__AIM__.
Sort through the data and copy the lines holding the word "name".
══════
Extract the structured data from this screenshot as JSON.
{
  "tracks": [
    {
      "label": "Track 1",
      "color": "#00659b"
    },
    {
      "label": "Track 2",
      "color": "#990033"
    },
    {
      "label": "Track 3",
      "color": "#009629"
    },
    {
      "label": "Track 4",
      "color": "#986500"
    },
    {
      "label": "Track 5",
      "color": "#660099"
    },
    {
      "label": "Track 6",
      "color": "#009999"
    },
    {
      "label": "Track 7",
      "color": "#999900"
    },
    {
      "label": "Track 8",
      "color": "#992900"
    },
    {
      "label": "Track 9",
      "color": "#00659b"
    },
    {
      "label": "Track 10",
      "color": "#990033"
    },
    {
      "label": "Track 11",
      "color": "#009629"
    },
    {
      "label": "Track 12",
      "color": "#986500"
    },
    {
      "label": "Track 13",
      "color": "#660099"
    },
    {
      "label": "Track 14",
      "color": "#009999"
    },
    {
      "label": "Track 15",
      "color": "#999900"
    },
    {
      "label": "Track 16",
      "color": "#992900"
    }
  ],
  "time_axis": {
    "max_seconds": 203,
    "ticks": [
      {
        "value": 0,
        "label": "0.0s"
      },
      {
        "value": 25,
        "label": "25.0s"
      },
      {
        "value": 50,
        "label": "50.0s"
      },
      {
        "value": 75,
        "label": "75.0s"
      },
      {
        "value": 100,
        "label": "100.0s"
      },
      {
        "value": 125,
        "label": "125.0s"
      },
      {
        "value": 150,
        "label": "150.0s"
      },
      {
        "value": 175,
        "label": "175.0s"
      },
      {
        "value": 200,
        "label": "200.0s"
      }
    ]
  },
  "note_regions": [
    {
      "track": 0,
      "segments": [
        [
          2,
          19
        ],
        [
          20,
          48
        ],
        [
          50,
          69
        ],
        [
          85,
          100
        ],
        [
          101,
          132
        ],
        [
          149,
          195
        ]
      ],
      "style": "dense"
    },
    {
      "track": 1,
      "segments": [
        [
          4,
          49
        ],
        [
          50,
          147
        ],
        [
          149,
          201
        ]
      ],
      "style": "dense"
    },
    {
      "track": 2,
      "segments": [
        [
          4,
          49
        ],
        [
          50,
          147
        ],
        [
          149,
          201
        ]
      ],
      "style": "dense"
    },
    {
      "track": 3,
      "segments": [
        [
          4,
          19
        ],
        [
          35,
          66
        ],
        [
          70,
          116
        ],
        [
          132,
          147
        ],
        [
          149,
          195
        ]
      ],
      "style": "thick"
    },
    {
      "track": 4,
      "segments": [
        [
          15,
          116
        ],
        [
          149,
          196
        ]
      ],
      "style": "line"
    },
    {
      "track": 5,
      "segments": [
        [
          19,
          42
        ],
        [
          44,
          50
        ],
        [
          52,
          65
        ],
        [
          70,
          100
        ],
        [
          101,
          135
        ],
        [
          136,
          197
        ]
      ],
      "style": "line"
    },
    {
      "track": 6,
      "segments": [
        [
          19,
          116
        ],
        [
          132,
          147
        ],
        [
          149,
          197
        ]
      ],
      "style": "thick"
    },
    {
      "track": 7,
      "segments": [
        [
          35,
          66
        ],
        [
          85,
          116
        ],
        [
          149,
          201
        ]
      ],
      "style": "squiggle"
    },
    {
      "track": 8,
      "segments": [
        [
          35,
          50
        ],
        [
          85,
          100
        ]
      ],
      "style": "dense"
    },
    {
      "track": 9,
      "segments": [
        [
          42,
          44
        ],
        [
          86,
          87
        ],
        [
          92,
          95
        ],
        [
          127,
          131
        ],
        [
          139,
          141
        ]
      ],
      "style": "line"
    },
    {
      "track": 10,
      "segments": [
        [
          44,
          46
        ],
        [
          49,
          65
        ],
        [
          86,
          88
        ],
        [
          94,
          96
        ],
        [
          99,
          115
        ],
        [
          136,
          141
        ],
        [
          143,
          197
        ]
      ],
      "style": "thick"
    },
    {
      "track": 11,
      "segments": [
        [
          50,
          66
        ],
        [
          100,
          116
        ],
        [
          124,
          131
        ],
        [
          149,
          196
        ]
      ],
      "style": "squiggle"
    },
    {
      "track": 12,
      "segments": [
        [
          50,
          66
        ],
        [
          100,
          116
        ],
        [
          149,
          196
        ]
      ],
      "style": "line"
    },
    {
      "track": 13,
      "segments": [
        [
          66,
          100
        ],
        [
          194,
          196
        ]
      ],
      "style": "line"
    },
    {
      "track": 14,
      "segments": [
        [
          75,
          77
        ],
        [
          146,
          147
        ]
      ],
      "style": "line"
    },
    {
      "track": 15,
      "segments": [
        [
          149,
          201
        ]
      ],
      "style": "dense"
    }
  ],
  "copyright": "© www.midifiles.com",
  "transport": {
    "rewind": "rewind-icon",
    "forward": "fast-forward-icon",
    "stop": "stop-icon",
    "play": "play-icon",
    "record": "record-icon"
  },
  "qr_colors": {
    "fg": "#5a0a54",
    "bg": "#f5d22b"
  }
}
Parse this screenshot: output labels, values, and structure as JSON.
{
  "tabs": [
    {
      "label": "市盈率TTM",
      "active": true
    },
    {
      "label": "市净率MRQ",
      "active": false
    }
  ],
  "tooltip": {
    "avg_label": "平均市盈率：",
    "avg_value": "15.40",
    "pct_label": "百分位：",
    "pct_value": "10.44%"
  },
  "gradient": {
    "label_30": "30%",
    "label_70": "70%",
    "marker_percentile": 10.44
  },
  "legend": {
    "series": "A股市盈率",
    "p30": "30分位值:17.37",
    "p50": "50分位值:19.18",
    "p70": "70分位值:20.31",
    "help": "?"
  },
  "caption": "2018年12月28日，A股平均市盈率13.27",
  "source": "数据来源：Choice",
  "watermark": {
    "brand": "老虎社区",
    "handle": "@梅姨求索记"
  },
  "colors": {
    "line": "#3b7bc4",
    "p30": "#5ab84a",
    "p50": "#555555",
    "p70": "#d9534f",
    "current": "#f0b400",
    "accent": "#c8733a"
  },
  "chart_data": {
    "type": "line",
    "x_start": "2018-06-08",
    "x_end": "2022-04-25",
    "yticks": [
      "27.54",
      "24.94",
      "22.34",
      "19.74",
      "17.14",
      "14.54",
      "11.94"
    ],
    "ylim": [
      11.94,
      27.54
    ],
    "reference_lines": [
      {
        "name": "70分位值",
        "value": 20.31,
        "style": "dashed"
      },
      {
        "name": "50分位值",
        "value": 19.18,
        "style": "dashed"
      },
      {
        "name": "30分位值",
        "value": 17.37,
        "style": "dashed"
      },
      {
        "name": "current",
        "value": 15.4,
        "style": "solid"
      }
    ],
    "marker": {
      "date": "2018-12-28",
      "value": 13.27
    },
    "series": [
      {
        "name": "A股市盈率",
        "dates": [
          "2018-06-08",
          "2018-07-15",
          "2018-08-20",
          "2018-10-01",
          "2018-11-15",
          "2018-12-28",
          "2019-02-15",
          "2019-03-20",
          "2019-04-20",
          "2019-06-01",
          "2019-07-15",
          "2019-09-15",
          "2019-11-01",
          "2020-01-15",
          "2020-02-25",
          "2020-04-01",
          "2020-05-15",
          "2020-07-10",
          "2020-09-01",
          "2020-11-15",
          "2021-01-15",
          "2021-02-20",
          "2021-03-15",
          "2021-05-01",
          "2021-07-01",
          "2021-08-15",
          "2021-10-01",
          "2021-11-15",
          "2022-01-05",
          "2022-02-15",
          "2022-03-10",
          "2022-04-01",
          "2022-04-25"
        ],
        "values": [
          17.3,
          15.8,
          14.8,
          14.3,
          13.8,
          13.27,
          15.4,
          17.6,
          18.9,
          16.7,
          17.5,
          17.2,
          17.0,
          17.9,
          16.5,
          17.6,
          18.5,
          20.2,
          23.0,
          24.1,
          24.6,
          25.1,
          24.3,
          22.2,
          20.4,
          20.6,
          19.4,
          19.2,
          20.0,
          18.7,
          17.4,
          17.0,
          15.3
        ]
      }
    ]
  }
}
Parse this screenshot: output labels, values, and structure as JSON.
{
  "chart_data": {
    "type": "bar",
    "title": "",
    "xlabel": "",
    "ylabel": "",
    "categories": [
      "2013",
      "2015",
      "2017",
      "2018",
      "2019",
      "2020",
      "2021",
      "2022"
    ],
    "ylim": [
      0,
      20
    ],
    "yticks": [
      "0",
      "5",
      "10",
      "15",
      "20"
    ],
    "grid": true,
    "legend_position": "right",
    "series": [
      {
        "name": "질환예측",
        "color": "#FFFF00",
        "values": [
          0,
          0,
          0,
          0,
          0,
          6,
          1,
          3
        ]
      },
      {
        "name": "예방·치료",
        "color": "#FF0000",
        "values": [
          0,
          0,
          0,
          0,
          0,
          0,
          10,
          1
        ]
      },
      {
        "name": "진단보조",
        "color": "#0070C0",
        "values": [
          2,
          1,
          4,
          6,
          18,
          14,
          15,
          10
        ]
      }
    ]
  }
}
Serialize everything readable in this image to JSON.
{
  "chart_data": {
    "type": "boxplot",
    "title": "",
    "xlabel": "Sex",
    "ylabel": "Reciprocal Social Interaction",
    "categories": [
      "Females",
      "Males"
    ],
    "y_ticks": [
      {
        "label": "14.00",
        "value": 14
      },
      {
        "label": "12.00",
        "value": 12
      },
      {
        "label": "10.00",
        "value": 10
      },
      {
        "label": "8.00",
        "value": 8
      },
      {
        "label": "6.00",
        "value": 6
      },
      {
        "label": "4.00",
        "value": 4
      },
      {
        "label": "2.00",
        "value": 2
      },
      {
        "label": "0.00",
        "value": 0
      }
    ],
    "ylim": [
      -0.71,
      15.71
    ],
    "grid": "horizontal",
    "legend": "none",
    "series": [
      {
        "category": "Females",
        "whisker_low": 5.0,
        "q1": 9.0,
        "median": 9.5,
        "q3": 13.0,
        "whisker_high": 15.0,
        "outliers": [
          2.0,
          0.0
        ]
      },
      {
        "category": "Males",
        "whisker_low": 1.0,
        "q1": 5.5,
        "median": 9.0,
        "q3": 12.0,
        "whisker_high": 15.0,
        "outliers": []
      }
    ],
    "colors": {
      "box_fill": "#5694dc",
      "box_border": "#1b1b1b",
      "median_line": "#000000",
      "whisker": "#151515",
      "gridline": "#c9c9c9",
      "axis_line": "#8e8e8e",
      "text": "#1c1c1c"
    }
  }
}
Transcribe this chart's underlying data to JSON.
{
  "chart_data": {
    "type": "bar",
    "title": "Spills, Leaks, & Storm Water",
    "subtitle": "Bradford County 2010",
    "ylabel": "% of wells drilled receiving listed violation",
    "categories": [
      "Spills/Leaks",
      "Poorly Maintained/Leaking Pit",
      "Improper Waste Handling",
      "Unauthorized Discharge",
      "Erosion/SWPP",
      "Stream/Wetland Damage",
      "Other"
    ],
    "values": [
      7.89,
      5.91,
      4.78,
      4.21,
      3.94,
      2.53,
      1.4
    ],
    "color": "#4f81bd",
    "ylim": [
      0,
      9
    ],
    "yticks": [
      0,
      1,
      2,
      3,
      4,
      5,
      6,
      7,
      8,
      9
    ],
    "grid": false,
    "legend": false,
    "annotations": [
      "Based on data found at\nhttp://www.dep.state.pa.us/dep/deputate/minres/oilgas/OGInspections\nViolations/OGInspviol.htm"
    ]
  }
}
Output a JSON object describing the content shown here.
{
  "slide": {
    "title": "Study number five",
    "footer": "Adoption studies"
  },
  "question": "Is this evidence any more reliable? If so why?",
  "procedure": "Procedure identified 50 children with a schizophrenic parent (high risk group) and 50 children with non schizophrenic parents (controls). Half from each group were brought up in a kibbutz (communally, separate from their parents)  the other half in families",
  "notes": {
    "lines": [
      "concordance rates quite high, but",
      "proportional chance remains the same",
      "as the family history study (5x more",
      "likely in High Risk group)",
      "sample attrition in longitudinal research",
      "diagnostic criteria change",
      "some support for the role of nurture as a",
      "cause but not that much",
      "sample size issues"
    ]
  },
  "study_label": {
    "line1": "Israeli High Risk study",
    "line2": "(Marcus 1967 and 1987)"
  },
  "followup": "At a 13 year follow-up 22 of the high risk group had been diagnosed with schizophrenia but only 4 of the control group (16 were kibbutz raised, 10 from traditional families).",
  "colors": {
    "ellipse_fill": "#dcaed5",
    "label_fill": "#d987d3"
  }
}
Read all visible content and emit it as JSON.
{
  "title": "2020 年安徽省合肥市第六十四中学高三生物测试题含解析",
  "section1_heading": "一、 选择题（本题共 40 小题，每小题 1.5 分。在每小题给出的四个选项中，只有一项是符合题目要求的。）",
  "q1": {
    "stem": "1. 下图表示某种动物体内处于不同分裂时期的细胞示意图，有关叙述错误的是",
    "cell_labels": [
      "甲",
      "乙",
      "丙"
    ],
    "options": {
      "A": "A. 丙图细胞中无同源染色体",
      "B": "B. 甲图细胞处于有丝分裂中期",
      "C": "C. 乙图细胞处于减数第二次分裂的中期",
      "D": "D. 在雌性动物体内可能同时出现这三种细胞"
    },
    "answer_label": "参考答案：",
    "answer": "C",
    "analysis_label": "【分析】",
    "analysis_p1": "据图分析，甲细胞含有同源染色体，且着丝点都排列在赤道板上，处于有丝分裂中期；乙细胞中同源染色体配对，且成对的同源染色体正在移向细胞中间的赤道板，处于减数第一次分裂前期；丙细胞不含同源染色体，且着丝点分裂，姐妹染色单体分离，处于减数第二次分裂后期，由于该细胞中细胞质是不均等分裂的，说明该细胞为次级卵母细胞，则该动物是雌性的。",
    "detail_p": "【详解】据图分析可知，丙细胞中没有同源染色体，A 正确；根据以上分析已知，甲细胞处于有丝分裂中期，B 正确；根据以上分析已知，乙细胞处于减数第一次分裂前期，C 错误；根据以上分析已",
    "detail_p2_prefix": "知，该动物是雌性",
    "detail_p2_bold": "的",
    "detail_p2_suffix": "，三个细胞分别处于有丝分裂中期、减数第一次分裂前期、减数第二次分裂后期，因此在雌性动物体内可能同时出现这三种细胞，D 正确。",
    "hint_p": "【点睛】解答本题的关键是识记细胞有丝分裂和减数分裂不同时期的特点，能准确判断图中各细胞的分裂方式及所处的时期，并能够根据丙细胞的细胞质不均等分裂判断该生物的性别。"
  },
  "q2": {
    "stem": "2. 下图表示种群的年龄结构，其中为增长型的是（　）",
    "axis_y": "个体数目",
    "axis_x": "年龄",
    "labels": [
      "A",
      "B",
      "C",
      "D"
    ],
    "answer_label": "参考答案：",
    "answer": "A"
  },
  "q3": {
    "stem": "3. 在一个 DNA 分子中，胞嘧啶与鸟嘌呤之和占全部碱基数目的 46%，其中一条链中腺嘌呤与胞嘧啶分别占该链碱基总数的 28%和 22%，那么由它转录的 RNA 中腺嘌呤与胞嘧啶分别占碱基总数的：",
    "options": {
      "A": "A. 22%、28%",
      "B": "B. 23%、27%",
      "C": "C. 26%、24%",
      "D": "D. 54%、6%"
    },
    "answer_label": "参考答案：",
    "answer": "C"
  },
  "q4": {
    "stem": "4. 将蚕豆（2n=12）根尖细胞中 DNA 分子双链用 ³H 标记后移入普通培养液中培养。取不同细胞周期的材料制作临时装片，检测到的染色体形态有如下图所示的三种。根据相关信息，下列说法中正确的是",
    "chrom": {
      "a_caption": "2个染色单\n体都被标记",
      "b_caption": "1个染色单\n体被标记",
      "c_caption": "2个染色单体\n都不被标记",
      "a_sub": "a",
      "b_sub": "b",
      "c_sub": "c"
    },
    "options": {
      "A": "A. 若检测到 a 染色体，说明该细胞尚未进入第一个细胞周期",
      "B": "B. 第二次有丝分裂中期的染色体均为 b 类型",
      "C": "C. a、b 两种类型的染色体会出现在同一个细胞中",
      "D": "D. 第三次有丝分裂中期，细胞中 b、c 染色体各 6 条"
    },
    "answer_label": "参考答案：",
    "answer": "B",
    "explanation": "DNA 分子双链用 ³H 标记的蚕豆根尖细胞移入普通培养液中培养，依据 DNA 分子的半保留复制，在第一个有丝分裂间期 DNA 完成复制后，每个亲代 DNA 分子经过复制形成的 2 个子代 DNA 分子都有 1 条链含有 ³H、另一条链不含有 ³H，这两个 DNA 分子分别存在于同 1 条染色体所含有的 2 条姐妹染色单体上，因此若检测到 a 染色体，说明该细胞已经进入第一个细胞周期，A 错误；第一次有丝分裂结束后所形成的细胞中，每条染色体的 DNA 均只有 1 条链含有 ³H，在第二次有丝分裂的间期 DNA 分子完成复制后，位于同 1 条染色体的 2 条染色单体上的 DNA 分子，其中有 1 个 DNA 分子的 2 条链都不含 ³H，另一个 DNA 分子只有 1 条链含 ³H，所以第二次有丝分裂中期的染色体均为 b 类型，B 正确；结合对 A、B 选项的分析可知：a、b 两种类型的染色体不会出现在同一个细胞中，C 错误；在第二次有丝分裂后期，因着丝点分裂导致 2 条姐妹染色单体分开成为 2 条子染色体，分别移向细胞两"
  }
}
══════
__THE COMPLETED TASK__.
        "name": "70分位值",
        "name": "50分位值",
        "name": "30分位值",
        "name": "current",
        "name": "A股市盈率",
        "name": "질환예측",
        "name": "예방·치료",
        "name": "진단보조",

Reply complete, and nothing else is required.